### Task details
Using the records below, locate all lines containing "Makanan" and return them.

### Given information
⁂

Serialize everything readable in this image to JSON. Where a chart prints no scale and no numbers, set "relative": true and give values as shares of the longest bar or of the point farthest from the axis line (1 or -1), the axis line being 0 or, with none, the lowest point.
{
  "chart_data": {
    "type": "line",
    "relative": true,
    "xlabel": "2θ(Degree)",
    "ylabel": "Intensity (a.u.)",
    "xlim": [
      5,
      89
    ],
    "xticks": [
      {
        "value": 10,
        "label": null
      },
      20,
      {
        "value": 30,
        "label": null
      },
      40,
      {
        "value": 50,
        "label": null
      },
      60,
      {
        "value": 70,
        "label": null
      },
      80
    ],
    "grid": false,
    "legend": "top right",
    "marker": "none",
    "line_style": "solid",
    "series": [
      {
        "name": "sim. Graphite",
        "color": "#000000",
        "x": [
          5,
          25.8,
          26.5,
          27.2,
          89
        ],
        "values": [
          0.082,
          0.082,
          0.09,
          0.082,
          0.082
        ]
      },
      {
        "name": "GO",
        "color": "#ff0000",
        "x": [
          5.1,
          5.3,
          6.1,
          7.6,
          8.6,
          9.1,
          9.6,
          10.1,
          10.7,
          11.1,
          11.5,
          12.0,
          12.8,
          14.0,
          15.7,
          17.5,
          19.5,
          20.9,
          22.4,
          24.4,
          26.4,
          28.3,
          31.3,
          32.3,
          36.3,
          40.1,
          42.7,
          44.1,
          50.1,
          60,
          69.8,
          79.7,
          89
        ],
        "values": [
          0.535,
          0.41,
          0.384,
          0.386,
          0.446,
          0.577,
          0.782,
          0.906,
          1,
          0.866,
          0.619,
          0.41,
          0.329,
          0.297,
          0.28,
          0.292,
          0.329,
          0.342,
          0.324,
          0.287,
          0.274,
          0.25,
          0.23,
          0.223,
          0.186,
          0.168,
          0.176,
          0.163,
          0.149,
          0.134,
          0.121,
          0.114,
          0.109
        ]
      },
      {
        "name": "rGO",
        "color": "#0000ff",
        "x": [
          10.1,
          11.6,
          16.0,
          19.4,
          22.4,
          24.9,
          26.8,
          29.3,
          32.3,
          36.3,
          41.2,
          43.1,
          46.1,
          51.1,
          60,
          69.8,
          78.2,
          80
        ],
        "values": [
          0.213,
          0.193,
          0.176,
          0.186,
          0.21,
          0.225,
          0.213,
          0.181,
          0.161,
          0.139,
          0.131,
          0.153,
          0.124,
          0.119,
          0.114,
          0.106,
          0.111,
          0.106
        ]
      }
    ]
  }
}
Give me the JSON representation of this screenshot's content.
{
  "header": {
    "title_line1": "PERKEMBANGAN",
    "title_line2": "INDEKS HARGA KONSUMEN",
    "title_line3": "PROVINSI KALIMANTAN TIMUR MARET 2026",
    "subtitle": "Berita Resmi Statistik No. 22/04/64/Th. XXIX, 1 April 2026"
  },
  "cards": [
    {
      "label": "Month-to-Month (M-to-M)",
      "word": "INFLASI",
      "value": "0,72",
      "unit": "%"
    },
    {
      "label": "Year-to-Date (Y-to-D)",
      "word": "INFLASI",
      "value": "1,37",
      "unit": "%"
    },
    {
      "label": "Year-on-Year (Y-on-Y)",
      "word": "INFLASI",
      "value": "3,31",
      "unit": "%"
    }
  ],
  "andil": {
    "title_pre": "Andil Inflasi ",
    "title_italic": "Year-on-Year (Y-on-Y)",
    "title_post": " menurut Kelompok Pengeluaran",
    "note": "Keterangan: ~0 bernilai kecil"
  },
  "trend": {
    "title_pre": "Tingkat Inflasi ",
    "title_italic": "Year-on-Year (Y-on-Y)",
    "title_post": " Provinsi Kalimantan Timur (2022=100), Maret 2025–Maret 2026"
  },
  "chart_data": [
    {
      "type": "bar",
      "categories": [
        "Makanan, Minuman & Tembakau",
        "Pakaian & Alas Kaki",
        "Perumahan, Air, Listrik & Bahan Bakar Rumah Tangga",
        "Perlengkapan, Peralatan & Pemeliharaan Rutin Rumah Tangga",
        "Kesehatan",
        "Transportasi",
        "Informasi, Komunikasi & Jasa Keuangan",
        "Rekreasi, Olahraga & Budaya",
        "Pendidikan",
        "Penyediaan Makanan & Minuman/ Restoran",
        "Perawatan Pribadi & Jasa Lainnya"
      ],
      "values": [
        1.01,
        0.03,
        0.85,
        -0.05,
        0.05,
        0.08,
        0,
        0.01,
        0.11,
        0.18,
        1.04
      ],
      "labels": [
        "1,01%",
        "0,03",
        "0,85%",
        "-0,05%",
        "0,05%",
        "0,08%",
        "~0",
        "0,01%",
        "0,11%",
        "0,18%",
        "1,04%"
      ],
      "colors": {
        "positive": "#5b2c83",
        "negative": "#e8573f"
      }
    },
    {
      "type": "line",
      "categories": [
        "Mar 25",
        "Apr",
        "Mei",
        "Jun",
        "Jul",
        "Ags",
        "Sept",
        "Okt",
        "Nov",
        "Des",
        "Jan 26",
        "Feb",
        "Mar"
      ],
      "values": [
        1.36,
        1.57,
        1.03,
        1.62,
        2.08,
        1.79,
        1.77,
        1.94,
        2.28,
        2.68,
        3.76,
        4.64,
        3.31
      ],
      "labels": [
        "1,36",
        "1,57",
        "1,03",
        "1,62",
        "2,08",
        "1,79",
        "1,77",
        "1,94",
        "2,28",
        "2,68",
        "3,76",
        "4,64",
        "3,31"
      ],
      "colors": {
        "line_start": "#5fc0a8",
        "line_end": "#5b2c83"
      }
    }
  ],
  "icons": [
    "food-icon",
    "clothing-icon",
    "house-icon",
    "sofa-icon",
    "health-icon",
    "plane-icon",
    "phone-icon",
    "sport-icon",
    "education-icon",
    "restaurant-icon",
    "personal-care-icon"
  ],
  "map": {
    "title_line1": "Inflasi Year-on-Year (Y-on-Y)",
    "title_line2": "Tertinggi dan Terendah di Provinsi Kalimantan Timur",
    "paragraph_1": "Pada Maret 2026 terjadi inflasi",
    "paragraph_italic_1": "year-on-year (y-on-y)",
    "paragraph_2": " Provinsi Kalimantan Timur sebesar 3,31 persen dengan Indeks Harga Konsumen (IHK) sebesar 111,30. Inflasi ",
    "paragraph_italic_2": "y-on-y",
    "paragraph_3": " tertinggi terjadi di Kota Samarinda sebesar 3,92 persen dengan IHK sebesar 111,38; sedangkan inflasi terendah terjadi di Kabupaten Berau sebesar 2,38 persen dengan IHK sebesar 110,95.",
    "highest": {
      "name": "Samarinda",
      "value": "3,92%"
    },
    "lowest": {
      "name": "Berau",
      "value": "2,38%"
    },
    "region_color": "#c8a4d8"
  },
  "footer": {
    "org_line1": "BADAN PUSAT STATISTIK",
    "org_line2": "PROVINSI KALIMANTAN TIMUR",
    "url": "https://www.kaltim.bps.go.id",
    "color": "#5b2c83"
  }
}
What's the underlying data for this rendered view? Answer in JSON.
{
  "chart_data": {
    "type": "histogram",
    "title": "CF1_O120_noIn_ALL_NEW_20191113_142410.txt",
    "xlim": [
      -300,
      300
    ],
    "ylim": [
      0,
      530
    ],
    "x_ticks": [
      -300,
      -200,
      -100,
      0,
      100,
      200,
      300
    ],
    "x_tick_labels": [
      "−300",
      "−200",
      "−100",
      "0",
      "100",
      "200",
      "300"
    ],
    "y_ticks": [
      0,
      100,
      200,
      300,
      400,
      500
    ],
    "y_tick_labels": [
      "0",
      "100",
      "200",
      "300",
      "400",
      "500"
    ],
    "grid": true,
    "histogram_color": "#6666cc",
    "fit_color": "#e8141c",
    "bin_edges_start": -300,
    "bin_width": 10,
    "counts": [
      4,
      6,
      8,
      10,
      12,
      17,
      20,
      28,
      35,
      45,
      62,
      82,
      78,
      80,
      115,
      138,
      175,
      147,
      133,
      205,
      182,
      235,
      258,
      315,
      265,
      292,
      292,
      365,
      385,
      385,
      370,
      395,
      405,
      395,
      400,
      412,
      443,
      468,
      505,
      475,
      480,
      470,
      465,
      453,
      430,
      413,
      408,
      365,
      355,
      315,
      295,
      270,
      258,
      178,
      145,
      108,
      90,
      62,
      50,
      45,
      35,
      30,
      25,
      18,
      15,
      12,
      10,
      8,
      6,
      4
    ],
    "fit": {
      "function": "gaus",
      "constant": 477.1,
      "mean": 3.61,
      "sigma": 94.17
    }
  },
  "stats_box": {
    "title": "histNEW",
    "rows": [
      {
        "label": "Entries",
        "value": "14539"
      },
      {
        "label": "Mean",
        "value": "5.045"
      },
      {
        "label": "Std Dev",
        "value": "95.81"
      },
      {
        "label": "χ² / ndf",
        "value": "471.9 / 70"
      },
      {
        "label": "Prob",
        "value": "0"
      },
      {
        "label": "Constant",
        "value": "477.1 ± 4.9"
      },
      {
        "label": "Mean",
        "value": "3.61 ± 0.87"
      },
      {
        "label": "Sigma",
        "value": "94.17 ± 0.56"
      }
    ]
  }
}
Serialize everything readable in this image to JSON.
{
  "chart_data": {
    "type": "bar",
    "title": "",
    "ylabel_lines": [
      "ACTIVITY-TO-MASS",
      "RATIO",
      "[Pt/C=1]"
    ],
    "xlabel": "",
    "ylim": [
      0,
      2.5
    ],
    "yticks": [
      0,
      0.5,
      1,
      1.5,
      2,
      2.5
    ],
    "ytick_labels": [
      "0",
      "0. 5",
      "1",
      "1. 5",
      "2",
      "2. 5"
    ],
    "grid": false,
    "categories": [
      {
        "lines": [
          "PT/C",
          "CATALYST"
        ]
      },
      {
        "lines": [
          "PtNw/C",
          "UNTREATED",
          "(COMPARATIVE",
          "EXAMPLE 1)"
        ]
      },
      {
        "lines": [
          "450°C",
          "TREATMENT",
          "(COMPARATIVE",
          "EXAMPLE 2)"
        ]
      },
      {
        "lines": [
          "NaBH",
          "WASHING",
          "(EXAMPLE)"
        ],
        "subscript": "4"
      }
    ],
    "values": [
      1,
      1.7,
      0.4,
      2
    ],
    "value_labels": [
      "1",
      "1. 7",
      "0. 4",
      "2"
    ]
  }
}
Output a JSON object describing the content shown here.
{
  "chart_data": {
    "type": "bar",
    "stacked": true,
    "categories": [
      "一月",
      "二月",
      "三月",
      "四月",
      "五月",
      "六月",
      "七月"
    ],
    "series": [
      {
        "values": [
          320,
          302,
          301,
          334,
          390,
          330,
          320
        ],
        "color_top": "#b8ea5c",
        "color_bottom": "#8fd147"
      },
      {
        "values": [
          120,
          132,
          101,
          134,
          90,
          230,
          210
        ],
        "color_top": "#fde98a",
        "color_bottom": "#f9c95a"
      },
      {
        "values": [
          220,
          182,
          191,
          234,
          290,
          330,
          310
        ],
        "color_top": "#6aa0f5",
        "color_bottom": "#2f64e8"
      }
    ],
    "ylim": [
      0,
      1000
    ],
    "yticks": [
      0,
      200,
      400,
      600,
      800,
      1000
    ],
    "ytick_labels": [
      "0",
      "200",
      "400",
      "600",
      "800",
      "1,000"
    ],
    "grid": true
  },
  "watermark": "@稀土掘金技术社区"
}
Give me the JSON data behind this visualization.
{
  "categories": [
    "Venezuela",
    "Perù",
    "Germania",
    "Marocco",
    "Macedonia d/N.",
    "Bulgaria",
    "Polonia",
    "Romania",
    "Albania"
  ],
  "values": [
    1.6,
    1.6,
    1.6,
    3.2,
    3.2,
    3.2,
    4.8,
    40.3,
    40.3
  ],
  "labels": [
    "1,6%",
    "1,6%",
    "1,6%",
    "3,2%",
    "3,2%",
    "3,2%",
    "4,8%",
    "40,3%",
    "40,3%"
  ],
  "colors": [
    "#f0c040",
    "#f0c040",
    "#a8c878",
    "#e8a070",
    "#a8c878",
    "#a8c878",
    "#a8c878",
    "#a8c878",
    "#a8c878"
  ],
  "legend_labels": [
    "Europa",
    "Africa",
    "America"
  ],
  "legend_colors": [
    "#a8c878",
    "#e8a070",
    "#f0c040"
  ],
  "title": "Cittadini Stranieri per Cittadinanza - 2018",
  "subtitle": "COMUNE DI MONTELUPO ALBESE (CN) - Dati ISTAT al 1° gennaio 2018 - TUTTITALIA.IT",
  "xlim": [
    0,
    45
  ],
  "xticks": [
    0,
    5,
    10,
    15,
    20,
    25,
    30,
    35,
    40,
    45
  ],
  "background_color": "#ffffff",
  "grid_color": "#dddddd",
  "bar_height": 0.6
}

⁂

### Task output
        "Makanan, Minuman & Tembakau",
        "Penyediaan Makanan & Minuman/ Restoran",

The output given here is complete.